— Start —

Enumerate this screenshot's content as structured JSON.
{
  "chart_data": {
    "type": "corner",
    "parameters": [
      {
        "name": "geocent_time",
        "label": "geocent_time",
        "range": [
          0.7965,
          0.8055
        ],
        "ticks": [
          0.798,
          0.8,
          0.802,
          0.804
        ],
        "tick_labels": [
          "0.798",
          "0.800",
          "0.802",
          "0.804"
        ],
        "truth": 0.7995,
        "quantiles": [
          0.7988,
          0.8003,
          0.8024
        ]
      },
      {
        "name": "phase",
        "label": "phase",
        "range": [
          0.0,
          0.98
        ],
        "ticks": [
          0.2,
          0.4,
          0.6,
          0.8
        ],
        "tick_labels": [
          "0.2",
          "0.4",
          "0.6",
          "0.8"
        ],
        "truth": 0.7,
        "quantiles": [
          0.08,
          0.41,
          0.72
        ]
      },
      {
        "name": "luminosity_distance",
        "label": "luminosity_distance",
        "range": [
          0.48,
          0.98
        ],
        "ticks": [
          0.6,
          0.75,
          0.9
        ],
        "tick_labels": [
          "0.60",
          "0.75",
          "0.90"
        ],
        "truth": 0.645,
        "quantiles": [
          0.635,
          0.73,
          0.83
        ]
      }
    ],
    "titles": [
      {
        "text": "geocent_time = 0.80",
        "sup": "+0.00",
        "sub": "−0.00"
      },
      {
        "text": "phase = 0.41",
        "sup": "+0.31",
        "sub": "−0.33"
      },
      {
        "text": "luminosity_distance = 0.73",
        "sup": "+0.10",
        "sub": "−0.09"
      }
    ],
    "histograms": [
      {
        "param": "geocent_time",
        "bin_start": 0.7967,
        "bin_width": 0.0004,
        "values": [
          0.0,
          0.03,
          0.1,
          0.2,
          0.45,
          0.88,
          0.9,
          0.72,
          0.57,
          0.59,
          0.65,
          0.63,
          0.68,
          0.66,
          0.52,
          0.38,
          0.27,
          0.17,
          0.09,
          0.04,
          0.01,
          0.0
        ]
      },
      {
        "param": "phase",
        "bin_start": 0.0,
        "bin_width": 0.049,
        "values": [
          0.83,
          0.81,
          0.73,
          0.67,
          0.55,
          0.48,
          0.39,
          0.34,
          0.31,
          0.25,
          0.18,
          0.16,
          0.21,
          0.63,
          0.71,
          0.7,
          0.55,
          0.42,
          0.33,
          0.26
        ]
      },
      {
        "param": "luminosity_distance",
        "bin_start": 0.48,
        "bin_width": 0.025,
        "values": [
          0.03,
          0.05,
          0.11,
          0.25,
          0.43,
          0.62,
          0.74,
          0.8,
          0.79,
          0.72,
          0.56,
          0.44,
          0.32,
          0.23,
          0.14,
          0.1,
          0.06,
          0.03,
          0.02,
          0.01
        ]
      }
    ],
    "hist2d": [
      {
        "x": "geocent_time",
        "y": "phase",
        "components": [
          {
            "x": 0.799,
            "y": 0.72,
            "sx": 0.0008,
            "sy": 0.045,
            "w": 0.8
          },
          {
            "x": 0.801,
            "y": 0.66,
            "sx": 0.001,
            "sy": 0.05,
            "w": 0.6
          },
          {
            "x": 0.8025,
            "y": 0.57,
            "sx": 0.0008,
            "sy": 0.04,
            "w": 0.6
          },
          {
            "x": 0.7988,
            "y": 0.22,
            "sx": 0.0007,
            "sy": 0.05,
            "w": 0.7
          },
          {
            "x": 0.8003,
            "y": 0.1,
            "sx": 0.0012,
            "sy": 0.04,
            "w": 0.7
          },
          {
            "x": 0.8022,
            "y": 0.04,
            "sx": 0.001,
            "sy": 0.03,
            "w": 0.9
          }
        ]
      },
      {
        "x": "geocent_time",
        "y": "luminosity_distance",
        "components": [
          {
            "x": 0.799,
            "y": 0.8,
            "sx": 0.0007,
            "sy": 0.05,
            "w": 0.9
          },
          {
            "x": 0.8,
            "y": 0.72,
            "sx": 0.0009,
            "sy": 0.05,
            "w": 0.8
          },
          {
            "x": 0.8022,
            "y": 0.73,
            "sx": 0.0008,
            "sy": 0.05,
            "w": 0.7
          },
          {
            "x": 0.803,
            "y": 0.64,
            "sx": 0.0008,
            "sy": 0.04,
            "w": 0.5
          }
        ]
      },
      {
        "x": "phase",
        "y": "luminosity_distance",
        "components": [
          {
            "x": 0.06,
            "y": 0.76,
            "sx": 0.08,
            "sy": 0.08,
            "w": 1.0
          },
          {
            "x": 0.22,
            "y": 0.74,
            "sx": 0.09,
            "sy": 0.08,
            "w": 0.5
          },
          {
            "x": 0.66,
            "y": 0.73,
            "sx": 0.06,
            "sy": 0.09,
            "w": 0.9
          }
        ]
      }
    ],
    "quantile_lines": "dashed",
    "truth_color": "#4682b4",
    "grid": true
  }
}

— End —

Repeat the data above exactly.

▶ _Solution to this task_
Enumerate this screenshot's content as structured JSON.
{
  "chart_data": {
    "type": "corner",
    "parameters": [
      {
        "name": "geocent_time",
        "label": "geocent_time",
        "range": [
          0.7965,
          0.8055
        ],
        "ticks": [
          0.798,
          0.8,
          0.802,
          0.804
        ],
        "tick_labels": [
          "0.798",
          "0.800",
          "0.802",
          "0.804"
        ],
        "truth": 0.7995,
        "quantiles": [
          0.7988,
          0.8003,
          0.8024
        ]
      },
      {
        "name": "phase",
        "label": "phase",
        "range": [
          0.0,
          0.98
        ],
        "ticks": [
          0.2,
          0.4,
          0.6,
          0.8
        ],
        "tick_labels": [
          "0.2",
          "0.4",
          "0.6",
          "0.8"
        ],
        "truth": 0.7,
        "quantiles": [
          0.08,
          0.41,
          0.72
        ]
      },
      {
        "name": "luminosity_distance",
        "label": "luminosity_distance",
        "range": [
          0.48,
          0.98
        ],
        "ticks": [
          0.6,
          0.75,
          0.9
        ],
        "tick_labels": [
          "0.60",
          "0.75",
          "0.90"
        ],
        "truth": 0.645,
        "quantiles": [
          0.635,
          0.73,
          0.83
        ]
      }
    ],
    "titles": [
      {
        "text": "geocent_time = 0.80",
        "sup": "+0.00",
        "sub": "−0.00"
      },
      {
        "text": "phase = 0.41",
        "sup": "+0.31",
        "sub": "−0.33"
      },
      {
        "text": "luminosity_distance = 0.73",
        "sup": "+0.10",
        "sub": "−0.09"
      }
    ],
    "histograms": [
      {
        "param": "geocent_time",
        "bin_start": 0.7967,
        "bin_width": 0.0004,
        "values": [
          0.0,
          0.03,
          0.1,
          0.2,
          0.45,
          0.88,
          0.9,
          0.72,
          0.57,
          0.59,
          0.65,
          0.63,
          0.68,
          0.66,
          0.52,
          0.38,
          0.27,
          0.17,
          0.09,
          0.04,
          0.01,
          0.0
        ]
      },
      {
        "param": "phase",
        "bin_start": 0.0,
        "bin_width": 0.049,
        "values": [
          0.83,
          0.81,
          0.73,
          0.67,
          0.55,
          0.48,
          0.39,
          0.34,
          0.31,
          0.25,
          0.18,
          0.16,
          0.21,
          0.63,
          0.71,
          0.7,
          0.55,
          0.42,
          0.33,
          0.26
        ]
      },
      {
        "param": "luminosity_distance",
        "bin_start": 0.48,
        "bin_width": 0.025,
        "values": [
          0.03,
          0.05,
          0.11,
          0.25,
          0.43,
          0.62,
          0.74,
          0.8,
          0.79,
          0.72,
          0.56,
          0.44,
          0.32,
          0.23,
          0.14,
          0.1,
          0.06,
          0.03,
          0.02,
          0.01
        ]
      }
    ],
    "hist2d": [
      {
        "x": "geocent_time",
        "y": "phase",
        "components": [
          {
            "x": 0.799,
            "y": 0.72,
            "sx": 0.0008,
            "sy": 0.045,
            "w": 0.8
          },
          {
            "x": 0.801,
            "y": 0.66,
            "sx": 0.001,
            "sy": 0.05,
            "w": 0.6
          },
          {
            "x": 0.8025,
            "y": 0.57,
            "sx": 0.0008,
            "sy": 0.04,
            "w": 0.6
          },
          {
            "x": 0.7988,
            "y": 0.22,
            "sx": 0.0007,
            "sy": 0.05,
            "w": 0.7
          },
          {
            "x": 0.8003,
            "y": 0.1,
            "sx": 0.0012,
            "sy": 0.04,
            "w": 0.7
          },
          {
            "x": 0.8022,
            "y": 0.04,
            "sx": 0.001,
            "sy": 0.03,
            "w": 0.9
          }
        ]
      },
      {
        "x": "geocent_time",
        "y": "luminosity_distance",
        "components": [
          {
            "x": 0.799,
            "y": 0.8,
            "sx": 0.0007,
            "sy": 0.05,
            "w": 0.9
          },
          {
            "x": 0.8,
            "y": 0.72,
            "sx": 0.0009,
            "sy": 0.05,
            "w": 0.8
          },
          {
            "x": 0.8022,
            "y": 0.73,
            "sx": 0.0008,
            "sy": 0.05,
            "w": 0.7
          },
          {
            "x": 0.803,
            "y": 0.64,
            "sx": 0.0008,
            "sy": 0.04,
            "w": 0.5
          }
        ]
      },
      {
        "x": "phase",
        "y": "luminosity_distance",
        "components": [
          {
            "x": 0.06,
            "y": 0.76,
            "sx": 0.08,
            "sy": 0.08,
            "w": 1.0
          },
          {
            "x": 0.22,
            "y": 0.74,
            "sx": 0.09,
            "sy": 0.08,
            "w": 0.5
          },
          {
            "x": 0.66,
            "y": 0.73,
            "sx": 0.06,
            "sy": 0.09,
            "w": 0.9
          }
        ]
      }
    ],
    "quantile_lines": "dashed",
    "truth_color": "#4682b4",
    "grid": true
  }
}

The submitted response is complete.